Show every line in the records below that contains the word "triangle".
:::::
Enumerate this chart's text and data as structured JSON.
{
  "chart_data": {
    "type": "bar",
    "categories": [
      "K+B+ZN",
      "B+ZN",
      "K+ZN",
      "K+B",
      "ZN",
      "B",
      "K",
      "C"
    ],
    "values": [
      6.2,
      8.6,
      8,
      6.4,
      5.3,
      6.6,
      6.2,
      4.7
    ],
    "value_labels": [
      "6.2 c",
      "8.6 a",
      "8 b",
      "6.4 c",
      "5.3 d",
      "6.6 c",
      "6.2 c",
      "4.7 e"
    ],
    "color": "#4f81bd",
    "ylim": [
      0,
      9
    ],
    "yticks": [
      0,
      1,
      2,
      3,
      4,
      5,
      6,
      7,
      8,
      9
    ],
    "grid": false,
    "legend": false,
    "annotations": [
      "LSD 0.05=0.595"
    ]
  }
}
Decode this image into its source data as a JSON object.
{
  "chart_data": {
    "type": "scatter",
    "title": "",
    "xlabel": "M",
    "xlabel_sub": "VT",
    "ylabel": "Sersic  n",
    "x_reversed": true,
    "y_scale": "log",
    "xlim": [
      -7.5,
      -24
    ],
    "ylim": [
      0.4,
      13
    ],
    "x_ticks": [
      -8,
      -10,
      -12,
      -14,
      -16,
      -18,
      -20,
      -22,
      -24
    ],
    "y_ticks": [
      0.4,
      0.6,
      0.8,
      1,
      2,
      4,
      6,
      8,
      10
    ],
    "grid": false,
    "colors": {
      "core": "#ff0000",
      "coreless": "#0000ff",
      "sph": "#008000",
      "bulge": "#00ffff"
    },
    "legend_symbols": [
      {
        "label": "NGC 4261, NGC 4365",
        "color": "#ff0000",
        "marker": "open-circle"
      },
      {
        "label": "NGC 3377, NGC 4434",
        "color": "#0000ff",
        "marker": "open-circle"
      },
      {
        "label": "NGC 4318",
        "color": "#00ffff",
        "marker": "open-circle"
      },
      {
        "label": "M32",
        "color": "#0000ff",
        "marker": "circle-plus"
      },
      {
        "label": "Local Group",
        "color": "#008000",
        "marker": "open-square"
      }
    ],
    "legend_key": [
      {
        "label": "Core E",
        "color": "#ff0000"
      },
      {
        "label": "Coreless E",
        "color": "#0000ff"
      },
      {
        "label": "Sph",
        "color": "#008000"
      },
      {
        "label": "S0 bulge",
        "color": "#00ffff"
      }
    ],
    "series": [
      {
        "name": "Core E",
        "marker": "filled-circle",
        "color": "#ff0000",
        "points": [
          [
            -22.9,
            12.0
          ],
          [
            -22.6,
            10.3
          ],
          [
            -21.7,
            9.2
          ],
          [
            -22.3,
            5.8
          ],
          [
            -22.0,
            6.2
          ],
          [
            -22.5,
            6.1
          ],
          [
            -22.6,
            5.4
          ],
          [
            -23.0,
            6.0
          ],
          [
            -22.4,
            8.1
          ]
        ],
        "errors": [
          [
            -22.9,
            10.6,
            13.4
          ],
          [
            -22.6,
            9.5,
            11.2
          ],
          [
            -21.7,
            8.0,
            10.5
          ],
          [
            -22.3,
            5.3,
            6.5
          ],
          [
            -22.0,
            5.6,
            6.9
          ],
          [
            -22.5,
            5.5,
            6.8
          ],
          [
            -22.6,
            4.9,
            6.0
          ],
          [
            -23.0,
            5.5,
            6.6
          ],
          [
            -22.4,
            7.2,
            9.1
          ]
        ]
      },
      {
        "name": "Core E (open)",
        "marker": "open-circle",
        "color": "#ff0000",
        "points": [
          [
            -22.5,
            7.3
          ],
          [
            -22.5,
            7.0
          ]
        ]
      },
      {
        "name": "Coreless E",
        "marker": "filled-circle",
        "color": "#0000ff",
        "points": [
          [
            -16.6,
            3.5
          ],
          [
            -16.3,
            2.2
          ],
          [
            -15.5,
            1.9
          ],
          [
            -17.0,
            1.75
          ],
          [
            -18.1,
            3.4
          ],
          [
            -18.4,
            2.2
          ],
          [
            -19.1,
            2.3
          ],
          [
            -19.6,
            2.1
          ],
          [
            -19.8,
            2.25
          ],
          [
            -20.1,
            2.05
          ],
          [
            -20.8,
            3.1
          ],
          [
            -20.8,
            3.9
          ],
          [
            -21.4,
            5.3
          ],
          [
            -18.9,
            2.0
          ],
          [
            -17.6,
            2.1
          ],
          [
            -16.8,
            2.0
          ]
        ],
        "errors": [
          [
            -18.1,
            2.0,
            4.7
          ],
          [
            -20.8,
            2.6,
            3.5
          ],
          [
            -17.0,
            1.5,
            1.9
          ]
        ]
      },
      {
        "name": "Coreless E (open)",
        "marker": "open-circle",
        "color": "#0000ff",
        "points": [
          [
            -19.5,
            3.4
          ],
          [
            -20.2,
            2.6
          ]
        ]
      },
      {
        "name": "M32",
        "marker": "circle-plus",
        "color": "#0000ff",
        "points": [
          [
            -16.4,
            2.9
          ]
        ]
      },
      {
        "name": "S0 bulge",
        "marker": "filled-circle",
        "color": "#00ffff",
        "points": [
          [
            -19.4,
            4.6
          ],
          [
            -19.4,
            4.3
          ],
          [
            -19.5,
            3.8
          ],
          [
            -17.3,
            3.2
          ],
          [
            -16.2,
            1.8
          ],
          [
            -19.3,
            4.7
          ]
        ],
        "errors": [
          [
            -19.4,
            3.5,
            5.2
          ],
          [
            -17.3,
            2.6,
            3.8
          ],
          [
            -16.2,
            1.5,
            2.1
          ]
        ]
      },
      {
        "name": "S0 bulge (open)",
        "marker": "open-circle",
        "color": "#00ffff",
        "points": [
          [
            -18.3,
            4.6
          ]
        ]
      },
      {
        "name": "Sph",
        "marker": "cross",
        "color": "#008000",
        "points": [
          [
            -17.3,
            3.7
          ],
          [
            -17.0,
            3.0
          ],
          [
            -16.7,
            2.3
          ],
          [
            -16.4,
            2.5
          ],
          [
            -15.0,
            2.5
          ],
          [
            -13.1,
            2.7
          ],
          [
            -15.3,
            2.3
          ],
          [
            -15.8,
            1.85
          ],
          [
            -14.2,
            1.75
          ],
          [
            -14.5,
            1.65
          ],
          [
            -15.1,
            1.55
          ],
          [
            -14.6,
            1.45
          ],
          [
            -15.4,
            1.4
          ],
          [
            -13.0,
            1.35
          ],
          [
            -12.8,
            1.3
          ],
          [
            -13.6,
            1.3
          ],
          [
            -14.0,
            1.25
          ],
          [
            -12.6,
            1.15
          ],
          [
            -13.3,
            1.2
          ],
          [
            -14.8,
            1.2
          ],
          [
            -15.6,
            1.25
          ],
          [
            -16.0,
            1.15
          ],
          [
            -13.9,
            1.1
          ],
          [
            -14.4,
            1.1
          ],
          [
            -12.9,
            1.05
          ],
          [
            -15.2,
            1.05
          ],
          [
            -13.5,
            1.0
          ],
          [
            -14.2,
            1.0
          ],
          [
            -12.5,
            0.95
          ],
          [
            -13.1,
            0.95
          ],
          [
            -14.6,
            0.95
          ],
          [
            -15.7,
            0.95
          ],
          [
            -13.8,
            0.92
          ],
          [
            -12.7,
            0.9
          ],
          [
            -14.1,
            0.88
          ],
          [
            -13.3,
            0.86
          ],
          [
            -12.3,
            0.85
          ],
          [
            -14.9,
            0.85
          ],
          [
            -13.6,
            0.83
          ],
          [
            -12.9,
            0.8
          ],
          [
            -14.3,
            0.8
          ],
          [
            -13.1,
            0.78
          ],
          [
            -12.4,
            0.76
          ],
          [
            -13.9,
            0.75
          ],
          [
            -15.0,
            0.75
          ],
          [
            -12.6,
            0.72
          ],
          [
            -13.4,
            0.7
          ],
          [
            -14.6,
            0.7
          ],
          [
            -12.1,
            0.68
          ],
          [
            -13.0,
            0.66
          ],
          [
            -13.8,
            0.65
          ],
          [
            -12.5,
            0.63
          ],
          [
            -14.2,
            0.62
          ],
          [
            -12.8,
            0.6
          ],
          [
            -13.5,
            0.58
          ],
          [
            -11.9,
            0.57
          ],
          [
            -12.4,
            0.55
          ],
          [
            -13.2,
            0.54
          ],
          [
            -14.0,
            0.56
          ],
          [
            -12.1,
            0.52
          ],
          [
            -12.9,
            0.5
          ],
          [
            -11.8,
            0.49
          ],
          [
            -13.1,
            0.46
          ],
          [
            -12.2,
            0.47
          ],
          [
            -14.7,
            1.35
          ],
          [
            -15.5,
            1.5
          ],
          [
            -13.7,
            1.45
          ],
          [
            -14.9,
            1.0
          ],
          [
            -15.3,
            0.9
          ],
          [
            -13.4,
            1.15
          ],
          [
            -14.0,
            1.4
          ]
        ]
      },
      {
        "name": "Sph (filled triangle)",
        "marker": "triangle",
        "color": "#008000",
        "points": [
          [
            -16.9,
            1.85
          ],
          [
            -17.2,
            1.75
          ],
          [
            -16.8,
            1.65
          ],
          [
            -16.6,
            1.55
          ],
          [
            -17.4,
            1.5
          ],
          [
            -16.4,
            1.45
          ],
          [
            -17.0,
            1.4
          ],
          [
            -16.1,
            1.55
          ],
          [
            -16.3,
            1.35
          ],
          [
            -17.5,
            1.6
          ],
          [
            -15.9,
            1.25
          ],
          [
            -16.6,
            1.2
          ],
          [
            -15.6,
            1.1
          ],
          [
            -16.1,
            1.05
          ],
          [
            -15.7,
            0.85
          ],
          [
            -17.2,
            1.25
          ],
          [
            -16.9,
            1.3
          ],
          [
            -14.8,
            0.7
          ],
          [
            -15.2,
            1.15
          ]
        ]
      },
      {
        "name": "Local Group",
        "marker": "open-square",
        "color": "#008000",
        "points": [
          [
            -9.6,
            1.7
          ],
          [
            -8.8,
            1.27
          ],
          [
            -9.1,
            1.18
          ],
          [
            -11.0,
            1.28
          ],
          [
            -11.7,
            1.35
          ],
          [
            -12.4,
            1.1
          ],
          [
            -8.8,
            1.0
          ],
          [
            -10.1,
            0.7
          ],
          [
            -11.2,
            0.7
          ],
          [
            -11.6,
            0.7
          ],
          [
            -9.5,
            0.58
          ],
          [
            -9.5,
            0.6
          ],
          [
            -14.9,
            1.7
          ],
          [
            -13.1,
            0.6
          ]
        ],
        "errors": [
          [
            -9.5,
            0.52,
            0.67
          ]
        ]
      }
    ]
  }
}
:::::
> Expected output:
        "name": "Sph (filled triangle)",
        "marker": "triangle",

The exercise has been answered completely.